GOAL:
In the records below, count every line containing "Reap". Reply with the number only.

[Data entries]
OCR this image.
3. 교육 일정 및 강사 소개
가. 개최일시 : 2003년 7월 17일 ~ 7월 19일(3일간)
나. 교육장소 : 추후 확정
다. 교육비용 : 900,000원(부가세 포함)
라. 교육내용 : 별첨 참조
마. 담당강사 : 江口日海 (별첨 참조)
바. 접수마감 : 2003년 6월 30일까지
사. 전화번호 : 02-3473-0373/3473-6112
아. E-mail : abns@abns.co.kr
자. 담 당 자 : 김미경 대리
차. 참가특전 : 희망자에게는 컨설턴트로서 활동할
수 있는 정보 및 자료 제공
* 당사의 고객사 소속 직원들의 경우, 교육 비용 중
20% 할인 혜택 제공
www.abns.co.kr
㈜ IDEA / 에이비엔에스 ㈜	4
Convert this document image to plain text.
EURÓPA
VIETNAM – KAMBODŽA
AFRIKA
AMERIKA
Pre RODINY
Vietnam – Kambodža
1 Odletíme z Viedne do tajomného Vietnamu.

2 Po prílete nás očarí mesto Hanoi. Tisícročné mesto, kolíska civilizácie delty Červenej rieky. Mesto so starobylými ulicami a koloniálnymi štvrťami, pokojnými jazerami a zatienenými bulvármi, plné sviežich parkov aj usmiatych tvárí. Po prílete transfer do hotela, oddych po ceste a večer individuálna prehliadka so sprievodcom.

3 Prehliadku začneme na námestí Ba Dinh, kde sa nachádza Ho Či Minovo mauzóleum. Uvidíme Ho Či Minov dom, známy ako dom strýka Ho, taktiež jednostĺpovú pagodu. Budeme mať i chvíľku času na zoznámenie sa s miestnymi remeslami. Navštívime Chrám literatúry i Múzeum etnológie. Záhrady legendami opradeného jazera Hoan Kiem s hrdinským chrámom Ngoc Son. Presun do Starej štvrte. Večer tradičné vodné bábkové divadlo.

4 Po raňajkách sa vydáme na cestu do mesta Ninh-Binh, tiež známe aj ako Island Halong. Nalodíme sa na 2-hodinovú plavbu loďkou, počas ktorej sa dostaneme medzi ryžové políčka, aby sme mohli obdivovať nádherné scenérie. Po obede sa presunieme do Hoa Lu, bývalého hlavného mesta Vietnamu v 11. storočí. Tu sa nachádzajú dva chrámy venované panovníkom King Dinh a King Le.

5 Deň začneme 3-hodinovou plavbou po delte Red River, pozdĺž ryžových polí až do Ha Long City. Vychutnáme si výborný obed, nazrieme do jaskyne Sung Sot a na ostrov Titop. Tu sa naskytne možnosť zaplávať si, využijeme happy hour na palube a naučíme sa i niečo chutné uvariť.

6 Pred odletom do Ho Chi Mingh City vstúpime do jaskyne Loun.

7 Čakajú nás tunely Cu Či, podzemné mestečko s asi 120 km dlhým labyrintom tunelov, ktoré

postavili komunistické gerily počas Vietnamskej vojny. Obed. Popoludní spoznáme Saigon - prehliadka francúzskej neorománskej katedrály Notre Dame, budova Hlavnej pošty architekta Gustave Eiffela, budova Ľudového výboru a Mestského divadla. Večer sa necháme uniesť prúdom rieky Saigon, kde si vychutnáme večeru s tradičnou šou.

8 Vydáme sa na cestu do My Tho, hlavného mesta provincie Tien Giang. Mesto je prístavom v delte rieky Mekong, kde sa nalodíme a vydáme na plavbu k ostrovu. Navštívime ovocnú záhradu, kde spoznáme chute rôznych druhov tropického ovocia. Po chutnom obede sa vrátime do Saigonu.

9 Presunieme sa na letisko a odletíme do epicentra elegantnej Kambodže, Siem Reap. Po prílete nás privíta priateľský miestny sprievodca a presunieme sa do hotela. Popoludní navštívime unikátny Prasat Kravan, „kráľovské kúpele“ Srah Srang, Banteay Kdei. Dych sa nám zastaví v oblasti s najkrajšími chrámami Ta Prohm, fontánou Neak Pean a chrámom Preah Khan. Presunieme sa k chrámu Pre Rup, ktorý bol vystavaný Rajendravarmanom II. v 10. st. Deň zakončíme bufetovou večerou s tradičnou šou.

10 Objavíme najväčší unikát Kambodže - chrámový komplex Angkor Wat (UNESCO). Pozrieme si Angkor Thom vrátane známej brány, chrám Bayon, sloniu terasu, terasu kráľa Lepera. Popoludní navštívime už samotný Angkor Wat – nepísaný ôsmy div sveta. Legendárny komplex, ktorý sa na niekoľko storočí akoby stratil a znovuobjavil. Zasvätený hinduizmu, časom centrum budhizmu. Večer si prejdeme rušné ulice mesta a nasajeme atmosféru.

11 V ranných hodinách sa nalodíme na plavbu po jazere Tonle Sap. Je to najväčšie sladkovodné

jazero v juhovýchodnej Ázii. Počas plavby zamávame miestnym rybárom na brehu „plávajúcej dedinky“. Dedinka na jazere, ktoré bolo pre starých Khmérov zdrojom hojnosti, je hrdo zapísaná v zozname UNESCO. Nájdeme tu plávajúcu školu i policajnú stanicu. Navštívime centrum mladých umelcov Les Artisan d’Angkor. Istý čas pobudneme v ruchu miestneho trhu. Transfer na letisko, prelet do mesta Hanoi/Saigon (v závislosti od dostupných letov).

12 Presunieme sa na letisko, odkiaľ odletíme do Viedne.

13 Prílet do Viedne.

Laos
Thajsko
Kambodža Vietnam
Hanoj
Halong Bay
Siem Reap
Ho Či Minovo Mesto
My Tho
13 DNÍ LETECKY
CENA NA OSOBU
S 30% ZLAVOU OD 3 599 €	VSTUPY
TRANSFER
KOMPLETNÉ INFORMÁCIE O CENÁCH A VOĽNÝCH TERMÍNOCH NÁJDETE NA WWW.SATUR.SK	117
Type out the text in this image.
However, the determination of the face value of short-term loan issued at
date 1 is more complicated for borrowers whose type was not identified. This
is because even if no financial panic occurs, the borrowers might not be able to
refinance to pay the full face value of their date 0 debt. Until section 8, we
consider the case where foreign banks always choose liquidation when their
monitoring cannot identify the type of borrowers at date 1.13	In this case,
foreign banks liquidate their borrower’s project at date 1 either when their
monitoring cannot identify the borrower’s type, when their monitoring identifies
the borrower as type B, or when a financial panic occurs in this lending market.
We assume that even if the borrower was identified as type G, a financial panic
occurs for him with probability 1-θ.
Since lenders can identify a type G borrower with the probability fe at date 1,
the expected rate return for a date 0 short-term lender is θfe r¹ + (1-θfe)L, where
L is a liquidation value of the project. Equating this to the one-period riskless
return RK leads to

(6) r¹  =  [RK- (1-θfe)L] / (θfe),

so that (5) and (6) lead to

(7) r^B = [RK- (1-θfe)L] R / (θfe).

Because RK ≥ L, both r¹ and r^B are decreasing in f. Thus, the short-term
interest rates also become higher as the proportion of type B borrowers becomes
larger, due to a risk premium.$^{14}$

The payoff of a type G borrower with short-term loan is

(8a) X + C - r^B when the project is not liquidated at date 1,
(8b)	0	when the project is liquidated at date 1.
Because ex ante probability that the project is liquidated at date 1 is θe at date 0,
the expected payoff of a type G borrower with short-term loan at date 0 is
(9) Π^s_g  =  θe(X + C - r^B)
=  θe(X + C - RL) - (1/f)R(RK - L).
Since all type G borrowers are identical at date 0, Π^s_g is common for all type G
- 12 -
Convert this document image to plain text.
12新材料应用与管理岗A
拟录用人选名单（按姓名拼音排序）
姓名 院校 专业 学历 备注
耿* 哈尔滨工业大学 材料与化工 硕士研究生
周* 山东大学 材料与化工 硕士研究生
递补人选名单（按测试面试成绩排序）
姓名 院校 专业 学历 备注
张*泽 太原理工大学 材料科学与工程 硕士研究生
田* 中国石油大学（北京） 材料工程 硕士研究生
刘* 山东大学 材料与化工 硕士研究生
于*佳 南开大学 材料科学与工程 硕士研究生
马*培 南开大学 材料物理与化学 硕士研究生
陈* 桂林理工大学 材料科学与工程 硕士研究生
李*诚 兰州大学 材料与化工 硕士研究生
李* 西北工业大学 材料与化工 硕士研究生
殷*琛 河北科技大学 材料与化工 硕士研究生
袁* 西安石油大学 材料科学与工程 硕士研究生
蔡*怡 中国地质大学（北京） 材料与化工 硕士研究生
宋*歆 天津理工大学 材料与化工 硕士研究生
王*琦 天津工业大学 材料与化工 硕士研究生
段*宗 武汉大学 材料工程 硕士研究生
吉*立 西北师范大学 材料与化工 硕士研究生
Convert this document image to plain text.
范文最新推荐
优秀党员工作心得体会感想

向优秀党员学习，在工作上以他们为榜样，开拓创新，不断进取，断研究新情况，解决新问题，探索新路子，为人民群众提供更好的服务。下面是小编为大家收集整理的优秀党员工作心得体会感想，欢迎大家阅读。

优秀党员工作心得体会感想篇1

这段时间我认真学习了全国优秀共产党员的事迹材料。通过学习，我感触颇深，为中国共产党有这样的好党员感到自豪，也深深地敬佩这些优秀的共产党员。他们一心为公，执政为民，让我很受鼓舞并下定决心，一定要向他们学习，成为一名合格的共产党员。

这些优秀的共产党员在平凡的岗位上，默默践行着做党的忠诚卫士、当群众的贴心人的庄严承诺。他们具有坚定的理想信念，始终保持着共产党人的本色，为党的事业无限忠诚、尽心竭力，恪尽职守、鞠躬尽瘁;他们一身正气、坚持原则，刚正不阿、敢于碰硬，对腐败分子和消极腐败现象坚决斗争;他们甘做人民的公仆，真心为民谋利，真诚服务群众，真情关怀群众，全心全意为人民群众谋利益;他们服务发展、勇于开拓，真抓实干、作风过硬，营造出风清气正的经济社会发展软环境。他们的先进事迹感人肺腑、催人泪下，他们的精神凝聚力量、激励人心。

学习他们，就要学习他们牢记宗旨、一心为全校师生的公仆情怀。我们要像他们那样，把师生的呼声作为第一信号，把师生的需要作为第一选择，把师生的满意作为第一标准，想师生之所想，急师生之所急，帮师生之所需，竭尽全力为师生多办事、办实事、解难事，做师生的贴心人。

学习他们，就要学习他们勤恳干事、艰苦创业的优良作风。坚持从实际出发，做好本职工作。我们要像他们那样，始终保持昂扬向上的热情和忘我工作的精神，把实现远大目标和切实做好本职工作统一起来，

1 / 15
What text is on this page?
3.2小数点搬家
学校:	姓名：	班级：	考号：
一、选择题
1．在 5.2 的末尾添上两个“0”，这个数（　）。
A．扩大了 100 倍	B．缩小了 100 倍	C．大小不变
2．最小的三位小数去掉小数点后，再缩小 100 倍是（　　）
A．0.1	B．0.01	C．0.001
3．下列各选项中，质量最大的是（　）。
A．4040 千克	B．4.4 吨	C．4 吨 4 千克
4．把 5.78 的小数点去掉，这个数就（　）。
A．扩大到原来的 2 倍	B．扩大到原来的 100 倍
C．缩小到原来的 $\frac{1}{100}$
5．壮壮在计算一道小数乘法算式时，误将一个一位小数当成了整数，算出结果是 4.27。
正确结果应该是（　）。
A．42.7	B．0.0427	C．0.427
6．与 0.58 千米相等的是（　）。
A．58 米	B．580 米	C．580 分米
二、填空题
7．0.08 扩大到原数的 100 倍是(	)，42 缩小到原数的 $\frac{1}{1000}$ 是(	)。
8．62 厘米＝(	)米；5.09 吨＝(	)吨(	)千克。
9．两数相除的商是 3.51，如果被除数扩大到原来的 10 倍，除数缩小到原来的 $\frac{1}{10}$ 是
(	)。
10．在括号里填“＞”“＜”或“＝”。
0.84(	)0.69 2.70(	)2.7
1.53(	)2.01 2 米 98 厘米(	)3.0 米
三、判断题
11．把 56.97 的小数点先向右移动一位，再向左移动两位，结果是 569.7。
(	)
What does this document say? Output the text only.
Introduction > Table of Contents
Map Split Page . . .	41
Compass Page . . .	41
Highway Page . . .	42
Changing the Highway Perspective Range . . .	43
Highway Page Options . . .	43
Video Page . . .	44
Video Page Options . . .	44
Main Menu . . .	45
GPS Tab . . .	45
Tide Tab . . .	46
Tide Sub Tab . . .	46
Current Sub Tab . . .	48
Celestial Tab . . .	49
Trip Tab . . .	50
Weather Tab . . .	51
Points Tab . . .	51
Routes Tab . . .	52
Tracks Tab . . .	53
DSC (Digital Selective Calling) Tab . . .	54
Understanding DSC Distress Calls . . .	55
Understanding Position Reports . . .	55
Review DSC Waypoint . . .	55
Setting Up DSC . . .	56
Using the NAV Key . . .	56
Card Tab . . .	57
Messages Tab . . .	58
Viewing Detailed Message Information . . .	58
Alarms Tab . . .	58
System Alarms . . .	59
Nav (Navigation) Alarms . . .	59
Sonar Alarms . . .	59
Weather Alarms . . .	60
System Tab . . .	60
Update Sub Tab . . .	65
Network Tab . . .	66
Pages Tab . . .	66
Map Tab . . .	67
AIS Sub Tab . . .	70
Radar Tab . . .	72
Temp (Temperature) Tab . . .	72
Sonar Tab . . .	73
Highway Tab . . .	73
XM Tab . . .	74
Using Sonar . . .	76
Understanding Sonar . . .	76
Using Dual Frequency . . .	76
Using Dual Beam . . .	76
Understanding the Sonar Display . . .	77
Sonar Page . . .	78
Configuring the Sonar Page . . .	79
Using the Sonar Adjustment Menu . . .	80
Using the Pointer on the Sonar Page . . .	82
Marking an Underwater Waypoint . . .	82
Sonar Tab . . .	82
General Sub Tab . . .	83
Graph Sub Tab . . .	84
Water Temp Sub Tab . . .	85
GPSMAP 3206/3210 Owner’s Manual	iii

THE RESPONSE:
2